EXERCISE BRIEF
Retype all the records with nothing changed.

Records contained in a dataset
• • •

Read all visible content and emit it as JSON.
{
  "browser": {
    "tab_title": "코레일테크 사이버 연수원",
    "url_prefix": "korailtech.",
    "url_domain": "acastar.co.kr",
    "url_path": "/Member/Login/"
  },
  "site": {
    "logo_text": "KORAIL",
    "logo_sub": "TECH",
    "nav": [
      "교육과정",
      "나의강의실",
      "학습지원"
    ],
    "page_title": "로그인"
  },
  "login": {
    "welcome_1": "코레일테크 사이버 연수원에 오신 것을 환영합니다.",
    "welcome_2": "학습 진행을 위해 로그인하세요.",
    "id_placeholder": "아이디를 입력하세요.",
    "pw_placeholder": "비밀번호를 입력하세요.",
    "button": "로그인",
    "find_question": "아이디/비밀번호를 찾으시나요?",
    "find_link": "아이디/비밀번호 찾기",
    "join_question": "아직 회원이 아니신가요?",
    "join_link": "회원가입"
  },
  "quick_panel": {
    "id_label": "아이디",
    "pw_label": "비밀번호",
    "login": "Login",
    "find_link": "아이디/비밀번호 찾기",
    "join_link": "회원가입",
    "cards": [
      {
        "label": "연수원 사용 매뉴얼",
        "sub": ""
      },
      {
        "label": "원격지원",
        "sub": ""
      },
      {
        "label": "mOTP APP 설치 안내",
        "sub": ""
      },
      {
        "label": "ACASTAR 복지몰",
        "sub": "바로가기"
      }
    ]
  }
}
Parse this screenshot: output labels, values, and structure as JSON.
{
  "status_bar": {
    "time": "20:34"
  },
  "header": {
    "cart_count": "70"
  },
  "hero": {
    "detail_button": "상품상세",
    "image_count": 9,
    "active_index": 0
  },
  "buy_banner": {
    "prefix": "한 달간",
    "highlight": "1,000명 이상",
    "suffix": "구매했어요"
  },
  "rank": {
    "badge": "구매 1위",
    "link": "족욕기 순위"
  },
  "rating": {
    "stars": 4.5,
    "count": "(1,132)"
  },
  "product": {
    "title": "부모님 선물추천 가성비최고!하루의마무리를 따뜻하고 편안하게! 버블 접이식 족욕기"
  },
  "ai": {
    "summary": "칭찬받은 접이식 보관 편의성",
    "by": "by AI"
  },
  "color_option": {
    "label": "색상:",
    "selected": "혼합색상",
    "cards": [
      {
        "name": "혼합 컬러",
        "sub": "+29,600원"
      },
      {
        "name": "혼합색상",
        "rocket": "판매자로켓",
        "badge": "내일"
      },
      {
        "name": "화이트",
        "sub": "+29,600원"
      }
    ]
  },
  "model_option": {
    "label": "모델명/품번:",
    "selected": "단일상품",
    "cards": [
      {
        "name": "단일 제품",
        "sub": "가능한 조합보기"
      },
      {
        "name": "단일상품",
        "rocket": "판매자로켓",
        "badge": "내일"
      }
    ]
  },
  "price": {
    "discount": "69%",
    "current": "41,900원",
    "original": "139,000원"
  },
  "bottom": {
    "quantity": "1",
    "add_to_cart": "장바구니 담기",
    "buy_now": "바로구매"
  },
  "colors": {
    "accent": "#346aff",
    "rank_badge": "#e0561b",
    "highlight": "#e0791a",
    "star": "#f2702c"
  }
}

• • •

EXERCISE OUTPUT
Read all visible content and emit it as JSON.
{
  "browser": {
    "tab_title": "코레일테크 사이버 연수원",
    "url_prefix": "korailtech.",
    "url_domain": "acastar.co.kr",
    "url_path": "/Member/Login/"
  },
  "site": {
    "logo_text": "KORAIL",
    "logo_sub": "TECH",
    "nav": [
      "교육과정",
      "나의강의실",
      "학습지원"
    ],
    "page_title": "로그인"
  },
  "login": {
    "welcome_1": "코레일테크 사이버 연수원에 오신 것을 환영합니다.",
    "welcome_2": "학습 진행을 위해 로그인하세요.",
    "id_placeholder": "아이디를 입력하세요.",
    "pw_placeholder": "비밀번호를 입력하세요.",
    "button": "로그인",
    "find_question": "아이디/비밀번호를 찾으시나요?",
    "find_link": "아이디/비밀번호 찾기",
    "join_question": "아직 회원이 아니신가요?",
    "join_link": "회원가입"
  },
  "quick_panel": {
    "id_label": "아이디",
    "pw_label": "비밀번호",
    "login": "Login",
    "find_link": "아이디/비밀번호 찾기",
    "join_link": "회원가입",
    "cards": [
      {
        "label": "연수원 사용 매뉴얼",
        "sub": ""
      },
      {
        "label": "원격지원",
        "sub": ""
      },
      {
        "label": "mOTP APP 설치 안내",
        "sub": ""
      },
      {
        "label": "ACASTAR 복지몰",
        "sub": "바로가기"
      }
    ]
  }
}
Parse this screenshot: output labels, values, and structure as JSON.
{
  "status_bar": {
    "time": "20:34"
  },
  "header": {
    "cart_count": "70"
  },
  "hero": {
    "detail_button": "상품상세",
    "image_count": 9,
    "active_index": 0
  },
  "buy_banner": {
    "prefix": "한 달간",
    "highlight": "1,000명 이상",
    "suffix": "구매했어요"
  },
  "rank": {
    "badge": "구매 1위",
    "link": "족욕기 순위"
  },
  "rating": {
    "stars": 4.5,
    "count": "(1,132)"
  },
  "product": {
    "title": "부모님 선물추천 가성비최고!하루의마무리를 따뜻하고 편안하게! 버블 접이식 족욕기"
  },
  "ai": {
    "summary": "칭찬받은 접이식 보관 편의성",
    "by": "by AI"
  },
  "color_option": {
    "label": "색상:",
    "selected": "혼합색상",
    "cards": [
      {
        "name": "혼합 컬러",
        "sub": "+29,600원"
      },
      {
        "name": "혼합색상",
        "rocket": "판매자로켓",
        "badge": "내일"
      },
      {
        "name": "화이트",
        "sub": "+29,600원"
      }
    ]
  },
  "model_option": {
    "label": "모델명/품번:",
    "selected": "단일상품",
    "cards": [
      {
        "name": "단일 제품",
        "sub": "가능한 조합보기"
      },
      {
        "name": "단일상품",
        "rocket": "판매자로켓",
        "badge": "내일"
      }
    ]
  },
  "price": {
    "discount": "69%",
    "current": "41,900원",
    "original": "139,000원"
  },
  "bottom": {
    "quantity": "1",
    "add_to_cart": "장바구니 담기",
    "buy_now": "바로구매"
  },
  "colors": {
    "accent": "#346aff",
    "rank_badge": "#e0561b",
    "highlight": "#e0791a",
    "star": "#f2702c"
  }
}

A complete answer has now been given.